**Job**
Find and copy every line in the records that includes the string "KARTLARIN".
>> BEGIN Input
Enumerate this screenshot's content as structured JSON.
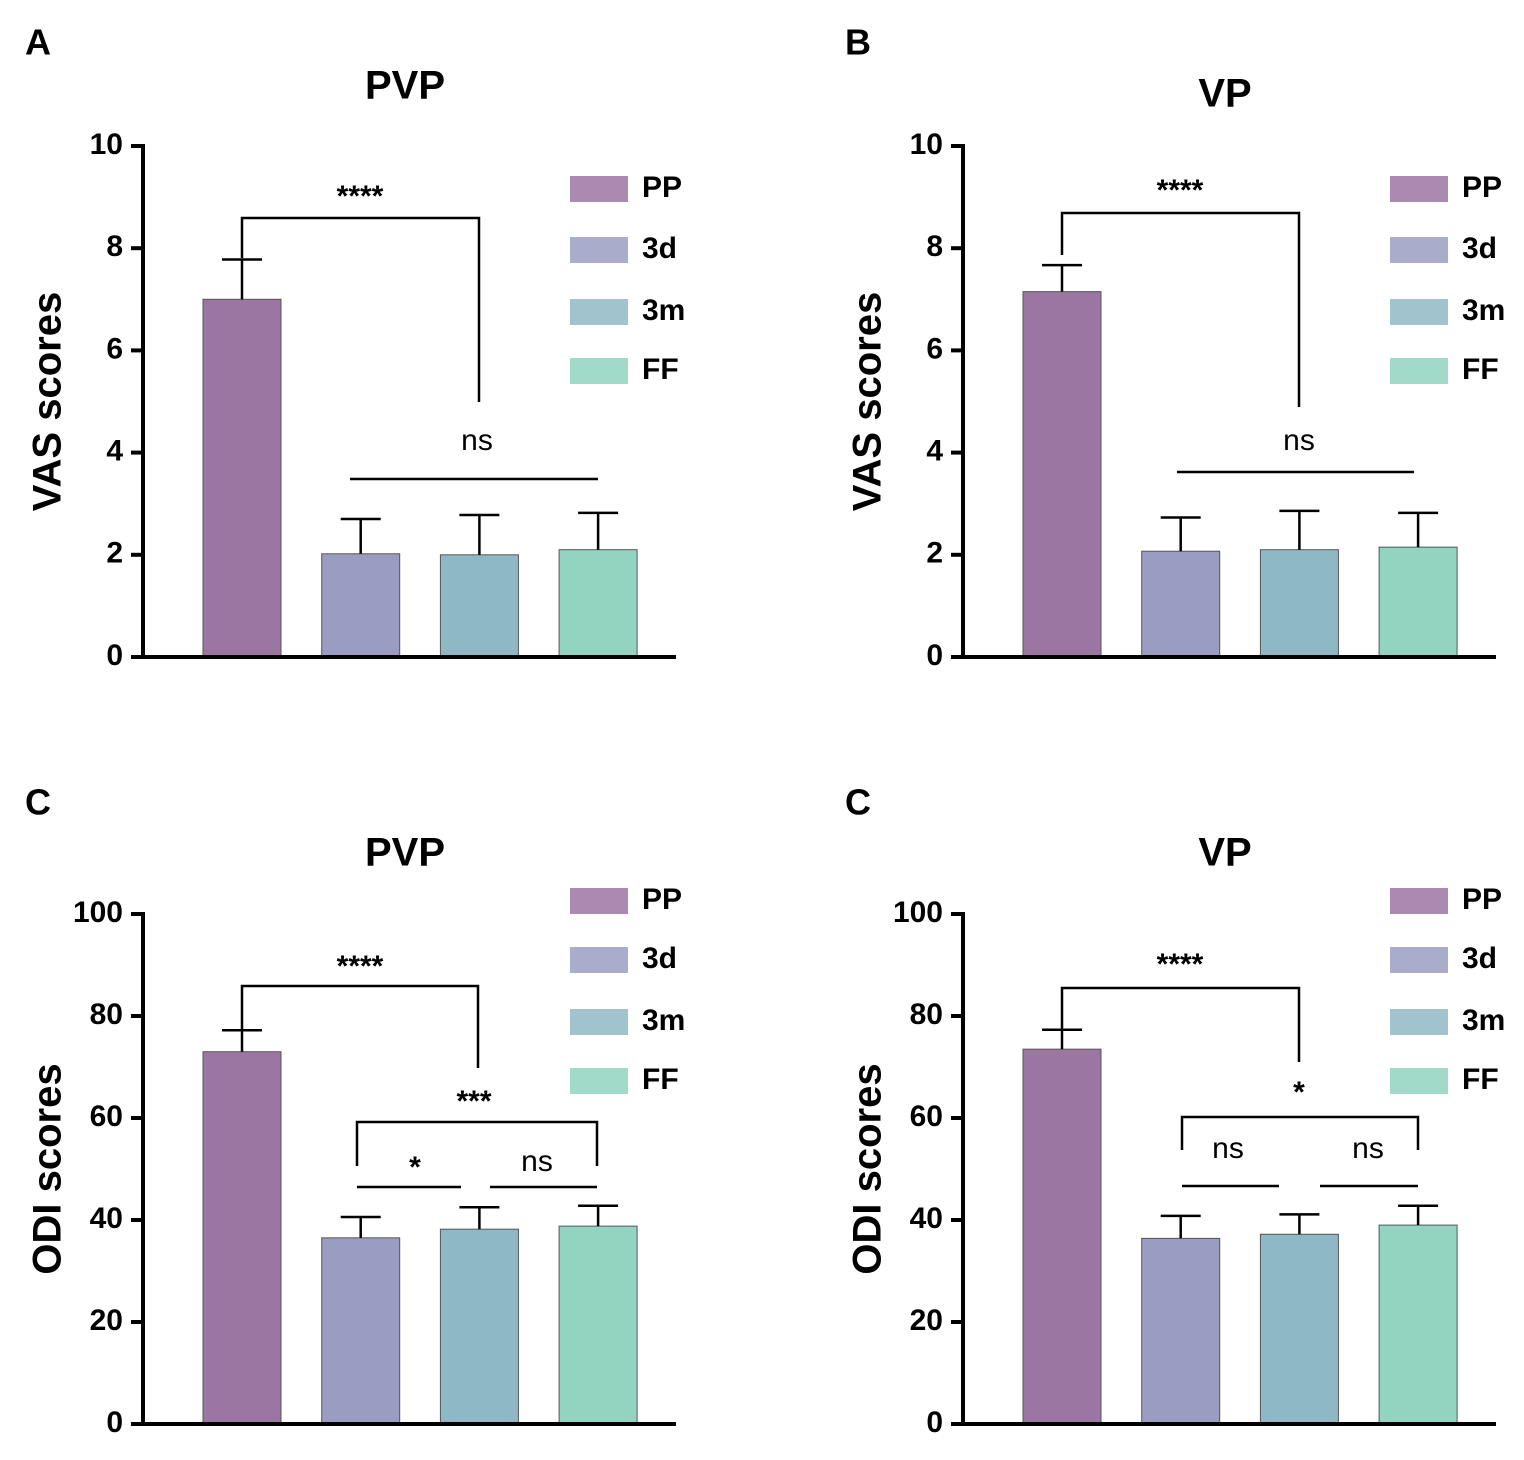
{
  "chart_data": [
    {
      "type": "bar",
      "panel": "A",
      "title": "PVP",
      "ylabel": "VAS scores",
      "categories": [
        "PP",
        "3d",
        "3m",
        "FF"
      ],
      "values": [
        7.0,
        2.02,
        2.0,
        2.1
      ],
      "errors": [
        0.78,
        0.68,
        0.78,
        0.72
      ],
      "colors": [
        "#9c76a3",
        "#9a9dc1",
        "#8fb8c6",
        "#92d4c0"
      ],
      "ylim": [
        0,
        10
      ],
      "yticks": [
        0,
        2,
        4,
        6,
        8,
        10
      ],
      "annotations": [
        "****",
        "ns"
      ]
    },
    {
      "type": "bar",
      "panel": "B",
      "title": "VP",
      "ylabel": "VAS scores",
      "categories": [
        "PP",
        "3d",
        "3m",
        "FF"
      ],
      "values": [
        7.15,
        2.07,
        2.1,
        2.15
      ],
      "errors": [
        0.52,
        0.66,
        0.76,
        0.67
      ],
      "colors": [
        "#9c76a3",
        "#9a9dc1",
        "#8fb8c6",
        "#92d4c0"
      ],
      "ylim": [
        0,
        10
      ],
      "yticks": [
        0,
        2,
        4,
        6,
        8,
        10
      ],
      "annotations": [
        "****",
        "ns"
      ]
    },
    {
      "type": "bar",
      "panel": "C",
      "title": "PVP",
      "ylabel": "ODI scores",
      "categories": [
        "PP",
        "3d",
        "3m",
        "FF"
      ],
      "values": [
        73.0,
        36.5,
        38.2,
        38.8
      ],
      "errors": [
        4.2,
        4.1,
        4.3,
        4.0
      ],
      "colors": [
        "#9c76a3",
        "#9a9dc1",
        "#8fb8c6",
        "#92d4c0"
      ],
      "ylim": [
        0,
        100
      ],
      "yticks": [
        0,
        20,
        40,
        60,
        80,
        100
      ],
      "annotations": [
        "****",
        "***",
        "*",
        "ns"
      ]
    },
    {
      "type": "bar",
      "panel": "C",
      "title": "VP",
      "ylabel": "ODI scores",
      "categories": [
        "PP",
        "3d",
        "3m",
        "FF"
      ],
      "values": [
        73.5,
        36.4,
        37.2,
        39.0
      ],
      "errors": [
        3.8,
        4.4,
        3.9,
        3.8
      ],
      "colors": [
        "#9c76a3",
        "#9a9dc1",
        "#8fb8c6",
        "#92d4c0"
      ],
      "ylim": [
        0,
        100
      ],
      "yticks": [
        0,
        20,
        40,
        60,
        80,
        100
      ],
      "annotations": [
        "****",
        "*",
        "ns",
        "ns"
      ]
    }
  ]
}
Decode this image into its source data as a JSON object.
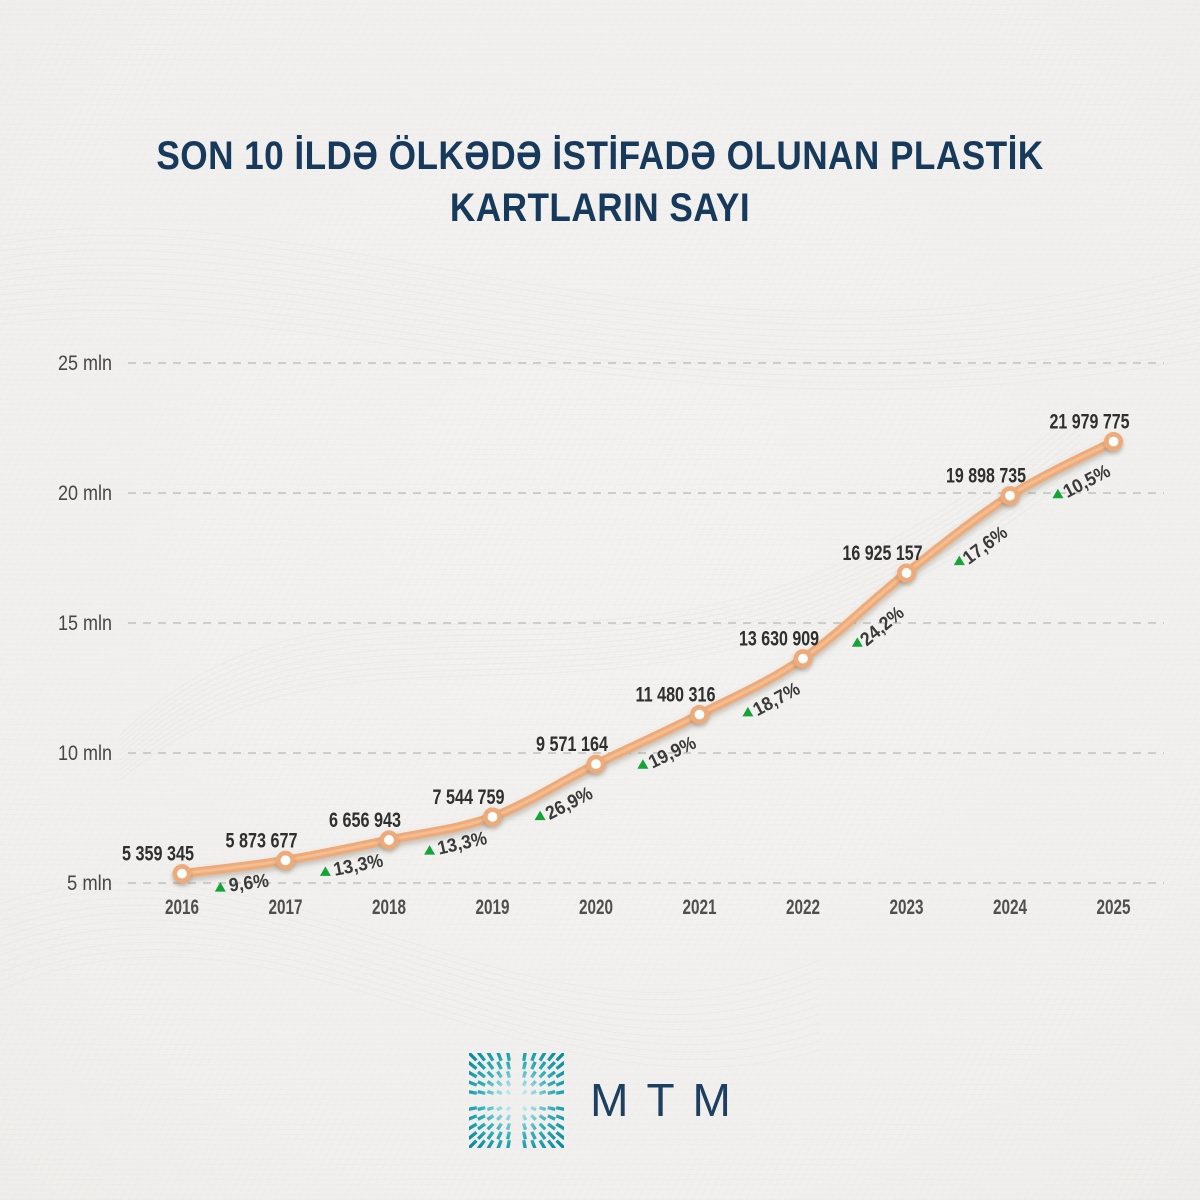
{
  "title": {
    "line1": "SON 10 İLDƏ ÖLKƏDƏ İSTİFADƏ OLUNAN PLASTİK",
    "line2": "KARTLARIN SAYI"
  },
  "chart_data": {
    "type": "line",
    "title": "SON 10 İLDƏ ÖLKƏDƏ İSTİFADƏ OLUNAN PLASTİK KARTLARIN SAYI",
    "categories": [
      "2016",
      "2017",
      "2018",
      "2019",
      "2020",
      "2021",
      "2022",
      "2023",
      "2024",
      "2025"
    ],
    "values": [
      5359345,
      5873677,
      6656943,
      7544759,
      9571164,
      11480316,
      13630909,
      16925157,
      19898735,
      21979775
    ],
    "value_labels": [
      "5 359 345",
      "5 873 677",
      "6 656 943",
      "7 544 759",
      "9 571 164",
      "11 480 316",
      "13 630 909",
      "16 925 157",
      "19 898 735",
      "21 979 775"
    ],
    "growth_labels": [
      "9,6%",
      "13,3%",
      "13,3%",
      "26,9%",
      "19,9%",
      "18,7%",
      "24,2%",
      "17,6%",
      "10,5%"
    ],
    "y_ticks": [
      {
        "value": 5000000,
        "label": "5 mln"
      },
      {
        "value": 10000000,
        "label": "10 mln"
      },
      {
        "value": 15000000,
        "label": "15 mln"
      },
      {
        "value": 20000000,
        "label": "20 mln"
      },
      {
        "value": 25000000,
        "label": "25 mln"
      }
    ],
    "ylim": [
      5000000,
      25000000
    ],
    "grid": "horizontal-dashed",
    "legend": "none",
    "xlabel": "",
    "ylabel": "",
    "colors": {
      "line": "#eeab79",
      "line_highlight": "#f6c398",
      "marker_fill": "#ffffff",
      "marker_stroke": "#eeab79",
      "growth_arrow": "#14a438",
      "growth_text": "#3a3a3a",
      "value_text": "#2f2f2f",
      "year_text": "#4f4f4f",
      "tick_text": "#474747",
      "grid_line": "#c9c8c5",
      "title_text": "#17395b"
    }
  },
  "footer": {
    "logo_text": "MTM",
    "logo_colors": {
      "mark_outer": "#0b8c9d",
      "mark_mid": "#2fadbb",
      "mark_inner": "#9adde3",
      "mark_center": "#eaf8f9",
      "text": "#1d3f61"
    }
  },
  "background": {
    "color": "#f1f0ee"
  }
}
>> END Input
**Solution for this exercise**
    "line2": "KARTLARIN SAYI"
    "title": "SON 10 İLDƏ ÖLKƏDƏ İSTİFADƏ OLUNAN PLASTİK KARTLARIN SAYI",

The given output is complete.